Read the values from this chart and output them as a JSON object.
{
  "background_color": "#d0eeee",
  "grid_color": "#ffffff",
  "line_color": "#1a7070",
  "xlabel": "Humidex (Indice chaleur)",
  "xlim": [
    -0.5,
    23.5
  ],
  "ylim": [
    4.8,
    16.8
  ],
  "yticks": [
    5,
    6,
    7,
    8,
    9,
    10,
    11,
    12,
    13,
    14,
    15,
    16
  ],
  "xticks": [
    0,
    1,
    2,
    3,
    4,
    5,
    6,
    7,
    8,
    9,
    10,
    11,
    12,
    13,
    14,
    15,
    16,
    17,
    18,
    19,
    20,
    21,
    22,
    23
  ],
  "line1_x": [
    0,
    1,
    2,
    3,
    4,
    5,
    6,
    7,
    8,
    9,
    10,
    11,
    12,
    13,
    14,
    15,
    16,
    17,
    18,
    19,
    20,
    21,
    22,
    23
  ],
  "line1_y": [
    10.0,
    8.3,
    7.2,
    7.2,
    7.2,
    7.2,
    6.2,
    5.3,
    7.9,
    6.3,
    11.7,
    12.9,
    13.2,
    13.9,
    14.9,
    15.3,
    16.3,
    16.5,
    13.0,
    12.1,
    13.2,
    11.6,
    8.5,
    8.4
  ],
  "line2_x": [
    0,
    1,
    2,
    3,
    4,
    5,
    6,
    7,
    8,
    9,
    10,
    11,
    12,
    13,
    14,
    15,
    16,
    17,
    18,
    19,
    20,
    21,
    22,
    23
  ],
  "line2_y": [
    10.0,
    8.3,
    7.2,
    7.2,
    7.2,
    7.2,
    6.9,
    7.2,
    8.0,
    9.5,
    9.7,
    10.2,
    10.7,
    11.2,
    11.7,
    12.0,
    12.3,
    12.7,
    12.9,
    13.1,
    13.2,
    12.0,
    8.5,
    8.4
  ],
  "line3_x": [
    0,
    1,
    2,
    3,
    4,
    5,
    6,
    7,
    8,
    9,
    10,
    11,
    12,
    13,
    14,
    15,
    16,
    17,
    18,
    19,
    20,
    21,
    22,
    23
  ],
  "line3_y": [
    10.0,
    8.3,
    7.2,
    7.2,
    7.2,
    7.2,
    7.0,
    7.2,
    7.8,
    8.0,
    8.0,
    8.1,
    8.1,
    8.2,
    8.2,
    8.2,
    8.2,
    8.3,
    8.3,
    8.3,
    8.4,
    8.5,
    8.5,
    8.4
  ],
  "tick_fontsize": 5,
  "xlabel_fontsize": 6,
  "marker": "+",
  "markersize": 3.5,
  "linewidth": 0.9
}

- [DIRECTIONS]
Copy each record from above exactly, and include every line.

- [RESULT OF THE EXERCISE]
Read the values from this chart and output them as a JSON object.
{
  "background_color": "#d0eeee",
  "grid_color": "#ffffff",
  "line_color": "#1a7070",
  "xlabel": "Humidex (Indice chaleur)",
  "xlim": [
    -0.5,
    23.5
  ],
  "ylim": [
    4.8,
    16.8
  ],
  "yticks": [
    5,
    6,
    7,
    8,
    9,
    10,
    11,
    12,
    13,
    14,
    15,
    16
  ],
  "xticks": [
    0,
    1,
    2,
    3,
    4,
    5,
    6,
    7,
    8,
    9,
    10,
    11,
    12,
    13,
    14,
    15,
    16,
    17,
    18,
    19,
    20,
    21,
    22,
    23
  ],
  "line1_x": [
    0,
    1,
    2,
    3,
    4,
    5,
    6,
    7,
    8,
    9,
    10,
    11,
    12,
    13,
    14,
    15,
    16,
    17,
    18,
    19,
    20,
    21,
    22,
    23
  ],
  "line1_y": [
    10.0,
    8.3,
    7.2,
    7.2,
    7.2,
    7.2,
    6.2,
    5.3,
    7.9,
    6.3,
    11.7,
    12.9,
    13.2,
    13.9,
    14.9,
    15.3,
    16.3,
    16.5,
    13.0,
    12.1,
    13.2,
    11.6,
    8.5,
    8.4
  ],
  "line2_x": [
    0,
    1,
    2,
    3,
    4,
    5,
    6,
    7,
    8,
    9,
    10,
    11,
    12,
    13,
    14,
    15,
    16,
    17,
    18,
    19,
    20,
    21,
    22,
    23
  ],
  "line2_y": [
    10.0,
    8.3,
    7.2,
    7.2,
    7.2,
    7.2,
    6.9,
    7.2,
    8.0,
    9.5,
    9.7,
    10.2,
    10.7,
    11.2,
    11.7,
    12.0,
    12.3,
    12.7,
    12.9,
    13.1,
    13.2,
    12.0,
    8.5,
    8.4
  ],
  "line3_x": [
    0,
    1,
    2,
    3,
    4,
    5,
    6,
    7,
    8,
    9,
    10,
    11,
    12,
    13,
    14,
    15,
    16,
    17,
    18,
    19,
    20,
    21,
    22,
    23
  ],
  "line3_y": [
    10.0,
    8.3,
    7.2,
    7.2,
    7.2,
    7.2,
    7.0,
    7.2,
    7.8,
    8.0,
    8.0,
    8.1,
    8.1,
    8.2,
    8.2,
    8.2,
    8.2,
    8.3,
    8.3,
    8.3,
    8.4,
    8.5,
    8.5,
    8.4
  ],
  "tick_fontsize": 5,
  "xlabel_fontsize": 6,
  "marker": "+",
  "markersize": 3.5,
  "linewidth": 0.9
}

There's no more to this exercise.